TASK DIRECTIONS:
Go through the records and extract every line with the word "Travel".

SUPPLIED RECORDS:
---

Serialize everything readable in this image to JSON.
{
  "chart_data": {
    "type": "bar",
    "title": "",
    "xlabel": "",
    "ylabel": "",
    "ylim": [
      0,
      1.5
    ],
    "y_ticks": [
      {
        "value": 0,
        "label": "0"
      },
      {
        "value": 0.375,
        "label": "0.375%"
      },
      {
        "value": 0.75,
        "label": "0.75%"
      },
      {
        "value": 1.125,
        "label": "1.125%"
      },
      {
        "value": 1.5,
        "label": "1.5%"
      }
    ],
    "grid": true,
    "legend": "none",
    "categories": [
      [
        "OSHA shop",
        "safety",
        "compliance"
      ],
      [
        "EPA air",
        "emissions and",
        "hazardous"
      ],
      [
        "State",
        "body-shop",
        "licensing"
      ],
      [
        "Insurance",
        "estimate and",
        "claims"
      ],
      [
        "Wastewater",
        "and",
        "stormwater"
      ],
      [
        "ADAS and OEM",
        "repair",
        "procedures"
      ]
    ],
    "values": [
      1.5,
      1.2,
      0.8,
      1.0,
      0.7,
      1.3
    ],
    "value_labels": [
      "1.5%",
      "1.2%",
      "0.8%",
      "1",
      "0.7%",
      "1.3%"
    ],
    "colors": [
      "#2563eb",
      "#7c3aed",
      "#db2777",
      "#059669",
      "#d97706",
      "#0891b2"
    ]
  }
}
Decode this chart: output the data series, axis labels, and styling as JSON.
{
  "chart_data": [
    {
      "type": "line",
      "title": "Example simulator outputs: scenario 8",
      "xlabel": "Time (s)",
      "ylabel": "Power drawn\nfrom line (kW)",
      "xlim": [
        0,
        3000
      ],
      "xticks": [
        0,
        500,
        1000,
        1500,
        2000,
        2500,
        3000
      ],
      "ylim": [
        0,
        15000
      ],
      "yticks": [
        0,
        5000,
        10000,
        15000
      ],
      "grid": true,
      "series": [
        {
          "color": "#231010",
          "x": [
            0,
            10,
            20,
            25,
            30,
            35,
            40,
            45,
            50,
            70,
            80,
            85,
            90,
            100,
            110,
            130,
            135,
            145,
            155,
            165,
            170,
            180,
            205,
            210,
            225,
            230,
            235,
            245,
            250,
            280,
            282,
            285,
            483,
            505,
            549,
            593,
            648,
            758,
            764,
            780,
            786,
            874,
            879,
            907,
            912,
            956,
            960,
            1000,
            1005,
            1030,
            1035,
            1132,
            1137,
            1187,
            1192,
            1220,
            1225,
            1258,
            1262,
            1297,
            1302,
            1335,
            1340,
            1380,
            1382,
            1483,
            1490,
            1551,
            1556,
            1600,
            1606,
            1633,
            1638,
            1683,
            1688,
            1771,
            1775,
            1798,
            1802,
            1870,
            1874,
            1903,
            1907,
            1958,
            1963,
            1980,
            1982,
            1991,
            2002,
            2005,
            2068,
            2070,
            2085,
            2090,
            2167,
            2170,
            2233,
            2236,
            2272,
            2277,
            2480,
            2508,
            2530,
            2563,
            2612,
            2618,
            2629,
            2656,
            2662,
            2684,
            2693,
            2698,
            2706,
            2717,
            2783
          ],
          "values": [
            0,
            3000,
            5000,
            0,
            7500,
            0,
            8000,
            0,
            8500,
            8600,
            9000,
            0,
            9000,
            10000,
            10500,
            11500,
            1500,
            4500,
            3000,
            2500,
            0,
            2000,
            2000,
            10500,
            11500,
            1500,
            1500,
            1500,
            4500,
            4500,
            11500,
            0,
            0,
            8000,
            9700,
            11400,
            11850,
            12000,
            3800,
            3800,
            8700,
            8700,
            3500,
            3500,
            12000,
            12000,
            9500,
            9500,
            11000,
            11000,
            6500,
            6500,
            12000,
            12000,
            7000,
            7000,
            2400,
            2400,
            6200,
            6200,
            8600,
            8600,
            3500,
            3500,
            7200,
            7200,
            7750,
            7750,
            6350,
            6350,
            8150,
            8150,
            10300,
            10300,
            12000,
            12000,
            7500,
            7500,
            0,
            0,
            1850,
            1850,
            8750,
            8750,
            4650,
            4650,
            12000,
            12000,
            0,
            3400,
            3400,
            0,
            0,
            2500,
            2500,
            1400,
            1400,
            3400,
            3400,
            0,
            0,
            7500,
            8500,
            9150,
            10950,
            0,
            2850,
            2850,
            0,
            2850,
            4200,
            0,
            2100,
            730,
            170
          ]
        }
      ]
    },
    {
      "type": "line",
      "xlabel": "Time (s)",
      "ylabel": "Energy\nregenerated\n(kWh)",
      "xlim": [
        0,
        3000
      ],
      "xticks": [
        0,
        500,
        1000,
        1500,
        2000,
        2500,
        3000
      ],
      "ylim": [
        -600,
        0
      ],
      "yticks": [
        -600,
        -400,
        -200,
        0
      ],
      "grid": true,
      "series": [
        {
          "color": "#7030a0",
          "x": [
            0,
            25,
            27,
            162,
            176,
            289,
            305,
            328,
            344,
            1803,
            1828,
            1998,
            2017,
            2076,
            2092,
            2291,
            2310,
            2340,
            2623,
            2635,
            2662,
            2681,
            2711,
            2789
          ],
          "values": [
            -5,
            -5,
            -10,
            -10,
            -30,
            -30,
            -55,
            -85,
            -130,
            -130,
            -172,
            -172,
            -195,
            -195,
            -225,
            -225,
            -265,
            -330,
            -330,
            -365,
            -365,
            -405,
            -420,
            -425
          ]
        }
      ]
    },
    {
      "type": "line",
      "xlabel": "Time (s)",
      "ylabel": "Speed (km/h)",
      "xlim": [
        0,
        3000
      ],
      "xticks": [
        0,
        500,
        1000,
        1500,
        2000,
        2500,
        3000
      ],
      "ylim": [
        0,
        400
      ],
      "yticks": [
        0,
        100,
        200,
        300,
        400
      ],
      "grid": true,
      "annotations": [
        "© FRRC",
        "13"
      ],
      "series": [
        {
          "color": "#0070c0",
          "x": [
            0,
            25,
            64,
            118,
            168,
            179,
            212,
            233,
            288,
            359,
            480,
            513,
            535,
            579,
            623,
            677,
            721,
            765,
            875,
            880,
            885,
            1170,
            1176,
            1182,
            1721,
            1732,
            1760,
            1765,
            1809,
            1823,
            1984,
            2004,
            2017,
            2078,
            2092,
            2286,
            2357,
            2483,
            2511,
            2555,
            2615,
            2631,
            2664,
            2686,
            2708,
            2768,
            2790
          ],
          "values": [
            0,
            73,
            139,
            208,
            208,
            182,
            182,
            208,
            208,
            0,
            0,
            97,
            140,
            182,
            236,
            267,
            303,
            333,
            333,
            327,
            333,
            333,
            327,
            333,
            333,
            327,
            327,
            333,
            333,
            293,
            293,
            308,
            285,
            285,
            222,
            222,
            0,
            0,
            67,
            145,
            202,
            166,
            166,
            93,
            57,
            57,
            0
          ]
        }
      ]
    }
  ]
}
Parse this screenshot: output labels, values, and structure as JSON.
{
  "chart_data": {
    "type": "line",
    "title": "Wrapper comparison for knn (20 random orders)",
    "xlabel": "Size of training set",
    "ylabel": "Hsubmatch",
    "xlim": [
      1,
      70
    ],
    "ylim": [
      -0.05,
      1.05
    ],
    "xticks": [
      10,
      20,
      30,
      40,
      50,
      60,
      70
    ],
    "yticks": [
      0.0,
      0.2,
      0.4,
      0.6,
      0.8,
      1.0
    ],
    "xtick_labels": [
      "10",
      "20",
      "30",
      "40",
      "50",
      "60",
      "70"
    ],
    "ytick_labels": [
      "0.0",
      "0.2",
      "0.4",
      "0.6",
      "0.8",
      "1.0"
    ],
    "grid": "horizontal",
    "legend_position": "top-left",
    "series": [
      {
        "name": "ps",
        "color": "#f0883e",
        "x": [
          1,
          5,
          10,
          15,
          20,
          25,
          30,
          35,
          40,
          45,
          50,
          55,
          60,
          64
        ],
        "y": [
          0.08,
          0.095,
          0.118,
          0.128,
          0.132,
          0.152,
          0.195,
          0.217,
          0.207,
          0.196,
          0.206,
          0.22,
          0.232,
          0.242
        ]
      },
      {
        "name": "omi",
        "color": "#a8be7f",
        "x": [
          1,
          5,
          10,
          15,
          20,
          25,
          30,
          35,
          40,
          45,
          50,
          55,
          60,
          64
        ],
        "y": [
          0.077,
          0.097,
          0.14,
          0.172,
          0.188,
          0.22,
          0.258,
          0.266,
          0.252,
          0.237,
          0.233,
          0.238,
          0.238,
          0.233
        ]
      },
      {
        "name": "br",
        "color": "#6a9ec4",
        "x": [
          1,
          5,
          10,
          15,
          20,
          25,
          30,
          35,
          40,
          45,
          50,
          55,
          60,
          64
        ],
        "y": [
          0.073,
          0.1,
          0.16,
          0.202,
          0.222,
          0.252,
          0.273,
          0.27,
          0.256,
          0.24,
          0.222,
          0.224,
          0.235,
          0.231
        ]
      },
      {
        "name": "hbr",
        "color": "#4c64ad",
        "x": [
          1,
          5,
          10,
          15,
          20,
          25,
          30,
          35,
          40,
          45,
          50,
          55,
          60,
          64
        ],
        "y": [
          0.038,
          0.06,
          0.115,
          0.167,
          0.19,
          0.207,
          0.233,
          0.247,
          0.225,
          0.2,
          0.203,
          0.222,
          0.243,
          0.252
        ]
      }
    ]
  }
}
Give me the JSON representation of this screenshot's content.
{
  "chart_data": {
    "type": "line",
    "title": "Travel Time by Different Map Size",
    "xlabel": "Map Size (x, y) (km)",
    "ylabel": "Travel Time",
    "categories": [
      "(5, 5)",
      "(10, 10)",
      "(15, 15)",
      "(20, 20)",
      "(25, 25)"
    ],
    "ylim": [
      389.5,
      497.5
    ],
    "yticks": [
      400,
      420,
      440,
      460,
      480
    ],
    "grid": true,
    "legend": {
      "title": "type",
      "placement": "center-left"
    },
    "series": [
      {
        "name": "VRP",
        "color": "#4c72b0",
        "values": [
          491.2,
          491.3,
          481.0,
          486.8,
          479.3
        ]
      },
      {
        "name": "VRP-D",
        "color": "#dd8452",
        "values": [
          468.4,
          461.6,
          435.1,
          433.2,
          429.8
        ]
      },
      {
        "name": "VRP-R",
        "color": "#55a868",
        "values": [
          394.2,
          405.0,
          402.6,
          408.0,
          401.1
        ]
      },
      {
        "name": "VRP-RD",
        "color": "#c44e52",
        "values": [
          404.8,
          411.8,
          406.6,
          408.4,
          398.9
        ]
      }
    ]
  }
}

---

PROBLEM SOLUTION:
    "title": "Travel Time by Different Map Size",
    "ylabel": "Travel Time",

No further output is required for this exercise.